→ **MATERIAL FOR THE TASK**:
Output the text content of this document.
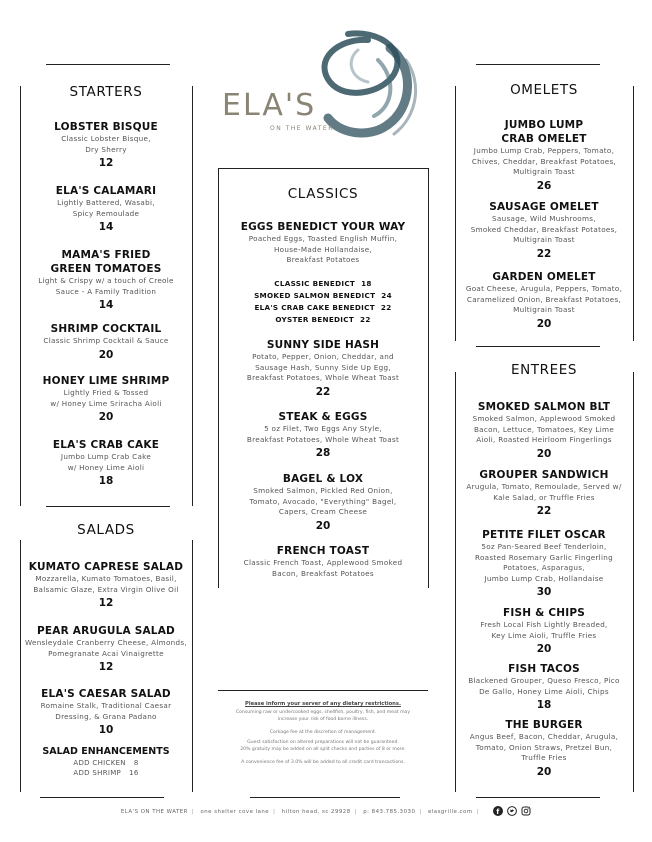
ELA'S
ON THE WATER
STARTERS
LOBSTER BISQUE
Classic Lobster Bisque,
Dry Sherry
12
ELA'S CALAMARI
Lightly Battered, Wasabi,
Spicy Remoulade
14
MAMA'S FRIED
GREEN TOMATOES
Light & Crispy w/ a touch of Creole
Sauce - A Family Tradition
14
SHRIMP COCKTAIL
Classic Shrimp Cocktail & Sauce
20
HONEY LIME SHRIMP
Lightly Fried & Tossed
w/ Honey Lime Sriracha Aioli
20
ELA'S CRAB CAKE
Jumbo Lump Crab Cake
w/ Honey Lime Aioli
18
SALADS
KUMATO CAPRESE SALAD
Mozzarella, Kumato Tomatoes, Basil,
Balsamic Glaze, Extra Virgin Olive Oil
12
PEAR ARUGULA SALAD
Wensleydale Cranberry Cheese, Almonds,
Pomegranate Acai Vinaigrette
12
ELA'S CAESAR SALAD
Romaine Stalk, Traditional Caesar
Dressing, & Grana Padano
10
SALAD ENHANCEMENTS
ADD CHICKEN 8
ADD SHRIMP 16
CLASSICS
EGGS BENEDICT YOUR WAY
Poached Eggs, Toasted English Muffin,
House-Made Hollandaise,
Breakfast Potatoes
CLASSIC BENEDICT 18
SMOKED SALMON BENEDICT 24
ELA'S CRAB CAKE BENEDICT 22
OYSTER BENEDICT 22
SUNNY SIDE HASH
Potato, Pepper, Onion, Cheddar, and
Sausage Hash, Sunny Side Up Egg,
Breakfast Potatoes, Whole Wheat Toast
22
STEAK & EGGS
5 oz Filet, Two Eggs Any Style,
Breakfast Potatoes, Whole Wheat Toast
28
BAGEL & LOX
Smoked Salmon, Pickled Red Onion,
Tomato, Avocado, "Everything" Bagel,
Capers, Cream Cheese
20
FRENCH TOAST
Classic French Toast, Applewood Smoked
Bacon, Breakfast Potatoes
Please inform your server of any dietary restrictions.
Consuming raw or undercooked eggs, shellfish, poultry, fish, and meat may
increase your risk of food borne illness.
Corkage fee at the discretion of management.
Guest satisfaction on altered preparations will not be guaranteed.
20% gratuity may be added on all split checks and parties of 8 or more.
A convenience fee of 3.0% will be added to all credit card transactions.
OMELETS
JUMBO LUMP
CRAB OMELET
Jumbo Lump Crab, Peppers, Tomato,
Chives, Cheddar, Breakfast Potatoes,
Multigrain Toast
26
SAUSAGE OMELET
Sausage, Wild Mushrooms,
Smoked Cheddar, Breakfast Potatoes,
Multigrain Toast
22
GARDEN OMELET
Goat Cheese, Arugula, Peppers, Tomato,
Caramelized Onion, Breakfast Potatoes,
Multigrain Toast
20
ENTREES
SMOKED SALMON BLT
Smoked Salmon, Applewood Smoked
Bacon, Lettuce, Tomatoes, Key Lime
Aioli, Roasted Heirloom Fingerlings
20
GROUPER SANDWICH
Arugula, Tomato, Remoulade, Served w/
Kale Salad, or Truffle Fries
22
PETITE FILET OSCAR
5oz Pan-Seared Beef Tenderloin,
Roasted Rosemary Garlic Fingerling
Potatoes, Asparagus,
Jumbo Lump Crab, Hollandaise
30
FISH & CHIPS
Fresh Local Fish Lightly Breaded,
Key Lime Aioli, Truffle Fries
20
FISH TACOS
Blackened Grouper, Queso Fresco, Pico
De Gallo, Honey Lime Aioli, Chips
18
THE BURGER
Angus Beef, Bacon, Cheddar, Arugula,
Tomato, Onion Straws, Pretzel Bun,
Truffle Fries
20
ELA'S ON THE WATER | one shelter cove lane | hilton head, sc 29928 | p: 843.785.3030 | elasgrille.com | f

→ **TASK TO CARRY OUT**:
Where a line holds "Lightly", copy it out.

→ **THE SOLUTION**:
Lightly Battered, Wasabi,
Lightly Fried & Tossed
Fresh Local Fish Lightly Breaded,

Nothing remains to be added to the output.